**Saved entries:**
>>>>
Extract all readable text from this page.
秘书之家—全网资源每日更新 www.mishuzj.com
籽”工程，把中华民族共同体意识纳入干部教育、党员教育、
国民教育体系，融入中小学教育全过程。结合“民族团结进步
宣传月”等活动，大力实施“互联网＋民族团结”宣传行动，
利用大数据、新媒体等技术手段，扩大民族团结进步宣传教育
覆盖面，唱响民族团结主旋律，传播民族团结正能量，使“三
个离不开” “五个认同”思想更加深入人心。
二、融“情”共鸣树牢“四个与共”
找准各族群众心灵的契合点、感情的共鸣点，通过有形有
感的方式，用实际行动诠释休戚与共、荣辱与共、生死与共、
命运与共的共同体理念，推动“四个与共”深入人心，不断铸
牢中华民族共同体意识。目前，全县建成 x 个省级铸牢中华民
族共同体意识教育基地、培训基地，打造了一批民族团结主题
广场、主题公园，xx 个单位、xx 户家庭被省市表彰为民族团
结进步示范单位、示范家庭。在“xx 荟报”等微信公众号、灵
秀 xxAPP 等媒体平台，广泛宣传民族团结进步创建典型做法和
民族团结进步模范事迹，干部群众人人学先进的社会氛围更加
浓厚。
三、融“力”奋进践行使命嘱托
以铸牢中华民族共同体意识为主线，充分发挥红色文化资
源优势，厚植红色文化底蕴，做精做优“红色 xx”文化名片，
<<<<
**Instruction:** Copy out the whole listing, exactly as written.

**Exercise response:**
Extract all readable text from this page.
秘书之家—全网资源每日更新 www.mishuzj.com
籽”工程，把中华民族共同体意识纳入干部教育、党员教育、
国民教育体系，融入中小学教育全过程。结合“民族团结进步
宣传月”等活动，大力实施“互联网＋民族团结”宣传行动，
利用大数据、新媒体等技术手段，扩大民族团结进步宣传教育
覆盖面，唱响民族团结主旋律，传播民族团结正能量，使“三
个离不开” “五个认同”思想更加深入人心。
二、融“情”共鸣树牢“四个与共”
找准各族群众心灵的契合点、感情的共鸣点，通过有形有
感的方式，用实际行动诠释休戚与共、荣辱与共、生死与共、
命运与共的共同体理念，推动“四个与共”深入人心，不断铸
牢中华民族共同体意识。目前，全县建成 x 个省级铸牢中华民
族共同体意识教育基地、培训基地，打造了一批民族团结主题
广场、主题公园，xx 个单位、xx 户家庭被省市表彰为民族团
结进步示范单位、示范家庭。在“xx 荟报”等微信公众号、灵
秀 xxAPP 等媒体平台，广泛宣传民族团结进步创建典型做法和
民族团结进步模范事迹，干部群众人人学先进的社会氛围更加
浓厚。
三、融“力”奋进践行使命嘱托
以铸牢中华民族共同体意识为主线，充分发挥红色文化资
源优势，厚植红色文化底蕴，做精做优“红色 xx”文化名片，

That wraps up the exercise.